* _WORK REQUIRED_
Copy every line of the items below verbatim.

* _EXERCISE INPUT_
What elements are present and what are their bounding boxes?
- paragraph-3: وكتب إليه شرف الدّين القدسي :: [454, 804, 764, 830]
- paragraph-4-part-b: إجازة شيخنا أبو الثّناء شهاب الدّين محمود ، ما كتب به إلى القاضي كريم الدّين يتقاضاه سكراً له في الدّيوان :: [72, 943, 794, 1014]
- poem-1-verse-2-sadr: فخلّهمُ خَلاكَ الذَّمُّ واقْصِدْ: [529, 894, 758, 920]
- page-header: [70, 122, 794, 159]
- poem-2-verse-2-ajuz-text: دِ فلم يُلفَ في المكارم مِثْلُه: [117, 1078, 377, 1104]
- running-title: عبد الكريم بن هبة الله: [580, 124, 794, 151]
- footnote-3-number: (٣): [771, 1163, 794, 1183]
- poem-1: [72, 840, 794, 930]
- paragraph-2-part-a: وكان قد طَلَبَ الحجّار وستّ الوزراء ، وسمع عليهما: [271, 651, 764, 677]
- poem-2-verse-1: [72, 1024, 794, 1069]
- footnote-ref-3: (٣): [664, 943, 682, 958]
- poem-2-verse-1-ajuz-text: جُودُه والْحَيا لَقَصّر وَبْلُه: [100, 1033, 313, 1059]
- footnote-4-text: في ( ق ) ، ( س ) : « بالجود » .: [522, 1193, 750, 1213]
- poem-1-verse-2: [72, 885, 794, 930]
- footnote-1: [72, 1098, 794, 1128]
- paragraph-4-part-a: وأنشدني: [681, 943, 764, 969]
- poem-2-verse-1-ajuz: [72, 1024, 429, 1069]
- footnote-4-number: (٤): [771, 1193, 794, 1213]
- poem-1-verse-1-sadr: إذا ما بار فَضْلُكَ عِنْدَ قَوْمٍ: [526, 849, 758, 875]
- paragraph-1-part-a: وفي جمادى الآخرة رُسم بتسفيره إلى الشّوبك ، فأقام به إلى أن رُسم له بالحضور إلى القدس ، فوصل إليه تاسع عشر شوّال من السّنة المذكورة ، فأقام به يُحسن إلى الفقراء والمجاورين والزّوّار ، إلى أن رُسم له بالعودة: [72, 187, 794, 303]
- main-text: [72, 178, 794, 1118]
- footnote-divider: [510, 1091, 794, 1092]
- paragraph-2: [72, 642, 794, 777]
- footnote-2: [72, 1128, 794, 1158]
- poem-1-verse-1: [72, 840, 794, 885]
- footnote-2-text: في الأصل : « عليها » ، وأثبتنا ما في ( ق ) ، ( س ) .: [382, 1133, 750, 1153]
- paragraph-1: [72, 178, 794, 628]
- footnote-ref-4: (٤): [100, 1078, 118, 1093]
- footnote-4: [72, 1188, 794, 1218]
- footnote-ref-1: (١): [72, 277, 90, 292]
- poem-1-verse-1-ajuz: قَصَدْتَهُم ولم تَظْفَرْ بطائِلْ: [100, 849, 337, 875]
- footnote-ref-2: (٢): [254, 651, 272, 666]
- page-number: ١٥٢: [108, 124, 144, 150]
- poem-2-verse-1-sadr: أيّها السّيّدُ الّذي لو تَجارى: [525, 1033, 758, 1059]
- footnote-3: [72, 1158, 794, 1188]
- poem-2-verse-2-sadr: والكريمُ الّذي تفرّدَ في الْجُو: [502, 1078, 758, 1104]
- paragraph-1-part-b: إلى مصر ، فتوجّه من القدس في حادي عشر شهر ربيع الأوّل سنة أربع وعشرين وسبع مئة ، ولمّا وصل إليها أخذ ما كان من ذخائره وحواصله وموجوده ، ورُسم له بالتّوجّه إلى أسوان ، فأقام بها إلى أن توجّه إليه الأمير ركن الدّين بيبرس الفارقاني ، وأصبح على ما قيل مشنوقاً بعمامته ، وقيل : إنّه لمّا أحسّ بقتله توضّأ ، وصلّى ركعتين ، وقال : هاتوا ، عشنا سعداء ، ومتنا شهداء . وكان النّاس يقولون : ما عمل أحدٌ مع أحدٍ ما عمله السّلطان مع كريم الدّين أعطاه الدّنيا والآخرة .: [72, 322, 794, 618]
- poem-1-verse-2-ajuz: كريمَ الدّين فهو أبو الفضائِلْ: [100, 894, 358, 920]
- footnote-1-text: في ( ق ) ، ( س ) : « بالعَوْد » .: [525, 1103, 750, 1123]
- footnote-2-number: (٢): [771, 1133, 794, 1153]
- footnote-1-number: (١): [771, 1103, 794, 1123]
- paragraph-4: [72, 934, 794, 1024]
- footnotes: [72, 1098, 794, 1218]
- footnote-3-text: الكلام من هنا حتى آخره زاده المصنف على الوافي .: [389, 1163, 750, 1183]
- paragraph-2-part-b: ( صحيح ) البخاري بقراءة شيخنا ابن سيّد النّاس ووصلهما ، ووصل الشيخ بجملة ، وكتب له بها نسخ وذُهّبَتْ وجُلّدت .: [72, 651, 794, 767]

* _COMPLETE RESPONSE_
What elements are present and what are their bounding boxes?
- paragraph-3: وكتب إليه شرف الدّين القدسي :: [454, 804, 764, 830]
- paragraph-4-part-b: إجازة شيخنا أبو الثّناء شهاب الدّين محمود ، ما كتب به إلى القاضي كريم الدّين يتقاضاه سكراً له في الدّيوان :: [72, 943, 794, 1014]
- poem-1-verse-2-sadr: فخلّهمُ خَلاكَ الذَّمُّ واقْصِدْ: [529, 894, 758, 920]
- page-header: [70, 122, 794, 159]
- poem-2-verse-2-ajuz-text: دِ فلم يُلفَ في المكارم مِثْلُه: [117, 1078, 377, 1104]
- running-title: عبد الكريم بن هبة الله: [580, 124, 794, 151]
- footnote-3-number: (٣): [771, 1163, 794, 1183]
- poem-1: [72, 840, 794, 930]
- paragraph-2-part-a: وكان قد طَلَبَ الحجّار وستّ الوزراء ، وسمع عليهما: [271, 651, 764, 677]
- poem-2-verse-1: [72, 1024, 794, 1069]
- footnote-ref-3: (٣): [664, 943, 682, 958]
- poem-2-verse-1-ajuz-text: جُودُه والْحَيا لَقَصّر وَبْلُه: [100, 1033, 313, 1059]
- footnote-4-text: في ( ق ) ، ( س ) : « بالجود » .: [522, 1193, 750, 1213]
- poem-1-verse-2: [72, 885, 794, 930]
- footnote-1: [72, 1098, 794, 1128]
- paragraph-4-part-a: وأنشدني: [681, 943, 764, 969]
- poem-2-verse-1-ajuz: [72, 1024, 429, 1069]
- footnote-4-number: (٤): [771, 1193, 794, 1213]
- poem-1-verse-1-sadr: إذا ما بار فَضْلُكَ عِنْدَ قَوْمٍ: [526, 849, 758, 875]
- paragraph-1-part-a: وفي جمادى الآخرة رُسم بتسفيره إلى الشّوبك ، فأقام به إلى أن رُسم له بالحضور إلى القدس ، فوصل إليه تاسع عشر شوّال من السّنة المذكورة ، فأقام به يُحسن إلى الفقراء والمجاورين والزّوّار ، إلى أن رُسم له بالعودة: [72, 187, 794, 303]
- main-text: [72, 178, 794, 1118]
- footnote-divider: [510, 1091, 794, 1092]
- paragraph-2: [72, 642, 794, 777]
- footnote-2: [72, 1128, 794, 1158]
- poem-1-verse-1: [72, 840, 794, 885]
- footnote-2-text: في الأصل : « عليها » ، وأثبتنا ما في ( ق ) ، ( س ) .: [382, 1133, 750, 1153]
- paragraph-1: [72, 178, 794, 628]
- footnote-ref-4: (٤): [100, 1078, 118, 1093]
- footnote-4: [72, 1188, 794, 1218]
- footnote-ref-1: (١): [72, 277, 90, 292]
- poem-1-verse-1-ajuz: قَصَدْتَهُم ولم تَظْفَرْ بطائِلْ: [100, 849, 337, 875]
- footnote-ref-2: (٢): [254, 651, 272, 666]
- page-number: ١٥٢: [108, 124, 144, 150]
- poem-2-verse-1-sadr: أيّها السّيّدُ الّذي لو تَجارى: [525, 1033, 758, 1059]
- footnote-3: [72, 1158, 794, 1188]
- poem-2-verse-2-sadr: والكريمُ الّذي تفرّدَ في الْجُو: [502, 1078, 758, 1104]
- paragraph-1-part-b: إلى مصر ، فتوجّه من القدس في حادي عشر شهر ربيع الأوّل سنة أربع وعشرين وسبع مئة ، ولمّا وصل إليها أخذ ما كان من ذخائره وحواصله وموجوده ، ورُسم له بالتّوجّه إلى أسوان ، فأقام بها إلى أن توجّه إليه الأمير ركن الدّين بيبرس الفارقاني ، وأصبح على ما قيل مشنوقاً بعمامته ، وقيل : إنّه لمّا أحسّ بقتله توضّأ ، وصلّى ركعتين ، وقال : هاتوا ، عشنا سعداء ، ومتنا شهداء . وكان النّاس يقولون : ما عمل أحدٌ مع أحدٍ ما عمله السّلطان مع كريم الدّين أعطاه الدّنيا والآخرة .: [72, 322, 794, 618]
- poem-1-verse-2-ajuz: كريمَ الدّين فهو أبو الفضائِلْ: [100, 894, 358, 920]
- footnote-1-text: في ( ق ) ، ( س ) : « بالعَوْد » .: [525, 1103, 750, 1123]
- footnote-2-number: (٢): [771, 1133, 794, 1153]
- footnote-1-number: (١): [771, 1103, 794, 1123]
- paragraph-4: [72, 934, 794, 1024]
- footnotes: [72, 1098, 794, 1218]
- footnote-3-text: الكلام من هنا حتى آخره زاده المصنف على الوافي .: [389, 1163, 750, 1183]
- paragraph-2-part-b: ( صحيح ) البخاري بقراءة شيخنا ابن سيّد النّاس ووصلهما ، ووصل الشيخ بجملة ، وكتب له بها نسخ وذُهّبَتْ وجُلّدت .: [72, 651, 794, 767]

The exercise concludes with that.